[Stored entries]
┌──

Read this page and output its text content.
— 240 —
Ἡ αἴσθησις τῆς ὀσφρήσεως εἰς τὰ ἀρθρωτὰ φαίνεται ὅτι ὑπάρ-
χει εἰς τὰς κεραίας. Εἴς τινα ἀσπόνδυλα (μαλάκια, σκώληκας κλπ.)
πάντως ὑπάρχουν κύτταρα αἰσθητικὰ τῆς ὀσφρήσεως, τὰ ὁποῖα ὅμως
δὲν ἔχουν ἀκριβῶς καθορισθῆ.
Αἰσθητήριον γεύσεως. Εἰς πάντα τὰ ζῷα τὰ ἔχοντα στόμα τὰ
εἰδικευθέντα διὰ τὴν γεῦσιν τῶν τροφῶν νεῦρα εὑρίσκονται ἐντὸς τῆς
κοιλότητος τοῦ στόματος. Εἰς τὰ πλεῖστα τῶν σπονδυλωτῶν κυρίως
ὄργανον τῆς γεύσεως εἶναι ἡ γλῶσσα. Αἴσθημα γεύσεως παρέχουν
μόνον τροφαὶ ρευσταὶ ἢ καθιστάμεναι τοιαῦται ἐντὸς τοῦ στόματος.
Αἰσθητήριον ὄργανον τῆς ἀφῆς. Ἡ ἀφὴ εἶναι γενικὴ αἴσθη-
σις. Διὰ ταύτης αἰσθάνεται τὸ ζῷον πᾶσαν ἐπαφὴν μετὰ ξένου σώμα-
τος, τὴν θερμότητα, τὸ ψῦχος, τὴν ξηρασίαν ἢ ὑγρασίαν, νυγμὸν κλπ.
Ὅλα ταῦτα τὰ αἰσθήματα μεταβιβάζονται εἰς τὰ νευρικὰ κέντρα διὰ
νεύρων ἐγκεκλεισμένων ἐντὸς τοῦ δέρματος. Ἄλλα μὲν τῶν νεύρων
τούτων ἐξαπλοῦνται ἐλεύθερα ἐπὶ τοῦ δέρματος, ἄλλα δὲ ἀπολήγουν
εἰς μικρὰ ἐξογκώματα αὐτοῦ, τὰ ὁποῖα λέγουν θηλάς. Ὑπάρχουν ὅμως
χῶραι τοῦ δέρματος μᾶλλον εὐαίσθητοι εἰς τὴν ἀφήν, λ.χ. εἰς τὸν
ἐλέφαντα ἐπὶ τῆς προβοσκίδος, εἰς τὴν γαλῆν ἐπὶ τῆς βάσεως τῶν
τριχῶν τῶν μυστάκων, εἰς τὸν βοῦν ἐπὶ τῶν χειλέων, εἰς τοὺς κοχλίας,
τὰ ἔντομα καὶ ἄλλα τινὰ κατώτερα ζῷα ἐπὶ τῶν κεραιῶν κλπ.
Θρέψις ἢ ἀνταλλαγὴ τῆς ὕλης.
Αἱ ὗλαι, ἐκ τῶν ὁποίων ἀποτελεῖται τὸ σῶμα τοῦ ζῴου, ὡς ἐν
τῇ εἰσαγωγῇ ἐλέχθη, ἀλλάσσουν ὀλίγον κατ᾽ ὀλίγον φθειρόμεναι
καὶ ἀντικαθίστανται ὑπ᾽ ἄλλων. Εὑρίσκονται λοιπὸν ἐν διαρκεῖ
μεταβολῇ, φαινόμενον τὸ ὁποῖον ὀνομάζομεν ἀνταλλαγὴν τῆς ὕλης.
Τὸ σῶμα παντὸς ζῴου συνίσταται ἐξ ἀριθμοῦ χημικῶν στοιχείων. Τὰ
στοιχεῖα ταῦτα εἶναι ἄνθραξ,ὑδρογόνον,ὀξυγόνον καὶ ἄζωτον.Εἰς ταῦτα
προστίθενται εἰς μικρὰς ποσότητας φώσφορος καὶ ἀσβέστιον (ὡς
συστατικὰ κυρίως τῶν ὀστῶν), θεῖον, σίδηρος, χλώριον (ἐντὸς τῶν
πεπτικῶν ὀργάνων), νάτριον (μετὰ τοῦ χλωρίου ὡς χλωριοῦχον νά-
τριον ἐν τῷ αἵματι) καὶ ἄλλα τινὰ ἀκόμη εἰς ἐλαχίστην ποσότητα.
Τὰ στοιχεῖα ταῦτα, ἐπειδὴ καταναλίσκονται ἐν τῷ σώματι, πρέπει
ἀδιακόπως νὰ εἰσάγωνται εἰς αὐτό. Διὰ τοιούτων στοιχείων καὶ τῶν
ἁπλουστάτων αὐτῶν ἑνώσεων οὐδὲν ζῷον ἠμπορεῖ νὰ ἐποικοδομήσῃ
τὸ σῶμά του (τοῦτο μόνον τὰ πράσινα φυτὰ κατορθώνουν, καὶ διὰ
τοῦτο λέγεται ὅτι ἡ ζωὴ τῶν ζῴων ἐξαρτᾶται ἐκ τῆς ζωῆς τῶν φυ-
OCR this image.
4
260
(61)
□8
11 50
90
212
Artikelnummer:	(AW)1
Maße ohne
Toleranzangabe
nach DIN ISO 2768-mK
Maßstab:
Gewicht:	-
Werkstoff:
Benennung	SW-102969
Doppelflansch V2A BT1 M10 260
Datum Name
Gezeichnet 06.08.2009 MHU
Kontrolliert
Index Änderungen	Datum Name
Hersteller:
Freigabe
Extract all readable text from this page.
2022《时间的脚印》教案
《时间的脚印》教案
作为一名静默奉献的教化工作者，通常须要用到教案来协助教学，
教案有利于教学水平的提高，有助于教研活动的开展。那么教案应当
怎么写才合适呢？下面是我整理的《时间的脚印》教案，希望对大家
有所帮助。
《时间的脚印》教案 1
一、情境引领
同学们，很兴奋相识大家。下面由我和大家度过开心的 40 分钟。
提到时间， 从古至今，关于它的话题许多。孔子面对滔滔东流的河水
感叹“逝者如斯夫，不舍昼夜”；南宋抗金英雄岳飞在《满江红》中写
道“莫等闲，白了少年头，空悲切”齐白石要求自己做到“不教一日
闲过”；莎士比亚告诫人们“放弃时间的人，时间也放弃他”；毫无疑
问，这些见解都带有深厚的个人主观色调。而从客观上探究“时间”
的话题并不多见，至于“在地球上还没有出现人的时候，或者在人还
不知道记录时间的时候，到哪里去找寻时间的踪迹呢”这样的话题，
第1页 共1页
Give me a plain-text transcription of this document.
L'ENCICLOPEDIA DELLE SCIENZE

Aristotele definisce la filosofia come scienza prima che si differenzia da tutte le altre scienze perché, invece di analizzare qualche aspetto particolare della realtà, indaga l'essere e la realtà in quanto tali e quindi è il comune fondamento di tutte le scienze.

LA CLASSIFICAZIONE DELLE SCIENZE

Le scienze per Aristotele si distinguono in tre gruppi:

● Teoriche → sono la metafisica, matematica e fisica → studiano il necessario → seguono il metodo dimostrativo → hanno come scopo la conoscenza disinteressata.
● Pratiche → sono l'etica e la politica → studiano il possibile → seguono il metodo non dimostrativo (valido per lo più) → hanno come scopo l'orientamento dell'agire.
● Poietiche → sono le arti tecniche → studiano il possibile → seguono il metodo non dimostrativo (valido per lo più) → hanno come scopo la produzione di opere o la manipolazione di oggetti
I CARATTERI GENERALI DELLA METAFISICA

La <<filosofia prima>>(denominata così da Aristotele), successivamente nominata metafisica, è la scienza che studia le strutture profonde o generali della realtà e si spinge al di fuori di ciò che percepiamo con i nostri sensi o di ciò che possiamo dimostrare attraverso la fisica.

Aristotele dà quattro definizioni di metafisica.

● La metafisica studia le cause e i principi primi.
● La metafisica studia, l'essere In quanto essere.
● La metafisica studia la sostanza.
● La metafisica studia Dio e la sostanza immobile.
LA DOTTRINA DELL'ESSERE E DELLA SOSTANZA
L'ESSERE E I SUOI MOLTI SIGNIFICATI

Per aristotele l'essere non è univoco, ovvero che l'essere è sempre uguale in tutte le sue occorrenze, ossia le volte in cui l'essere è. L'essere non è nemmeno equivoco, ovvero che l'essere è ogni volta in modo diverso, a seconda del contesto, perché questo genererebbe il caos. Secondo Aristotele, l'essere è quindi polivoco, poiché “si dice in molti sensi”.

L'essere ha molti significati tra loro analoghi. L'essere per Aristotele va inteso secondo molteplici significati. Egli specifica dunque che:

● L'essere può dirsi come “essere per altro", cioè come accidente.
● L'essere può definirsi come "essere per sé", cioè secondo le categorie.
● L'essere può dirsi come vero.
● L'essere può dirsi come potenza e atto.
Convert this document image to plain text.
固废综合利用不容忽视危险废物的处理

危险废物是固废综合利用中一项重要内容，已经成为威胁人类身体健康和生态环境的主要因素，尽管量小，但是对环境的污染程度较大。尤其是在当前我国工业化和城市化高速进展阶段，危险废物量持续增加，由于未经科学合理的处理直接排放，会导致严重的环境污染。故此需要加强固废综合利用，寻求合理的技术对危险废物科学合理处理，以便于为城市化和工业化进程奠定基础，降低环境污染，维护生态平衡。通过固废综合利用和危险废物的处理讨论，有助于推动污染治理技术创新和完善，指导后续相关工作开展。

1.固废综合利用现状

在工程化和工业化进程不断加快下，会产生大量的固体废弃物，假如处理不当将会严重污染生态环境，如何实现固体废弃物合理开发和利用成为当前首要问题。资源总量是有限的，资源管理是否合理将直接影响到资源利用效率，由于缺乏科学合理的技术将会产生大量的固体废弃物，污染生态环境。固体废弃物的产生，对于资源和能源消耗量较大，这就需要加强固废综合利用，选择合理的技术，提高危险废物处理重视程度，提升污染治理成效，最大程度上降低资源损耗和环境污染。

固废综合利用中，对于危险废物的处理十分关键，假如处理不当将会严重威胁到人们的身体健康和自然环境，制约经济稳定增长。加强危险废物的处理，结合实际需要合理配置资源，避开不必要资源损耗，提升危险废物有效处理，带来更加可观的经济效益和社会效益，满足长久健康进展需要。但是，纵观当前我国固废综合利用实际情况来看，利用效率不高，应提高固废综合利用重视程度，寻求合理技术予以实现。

└──

▶ **Work to complete**
Using the listing, collect all lines in which the string "στοιχείων" is found.

▶ **The response**
Τὸ σῶμα παντὸς ζῴου συνίσταται ἐξ ἀριθμοῦ χημικῶν στοιχείων. Τὰ
ἀδιακόπως νὰ εἰσάγωνται εἰς αὐτό. Διὰ τοιούτων στοιχείων καὶ τῶν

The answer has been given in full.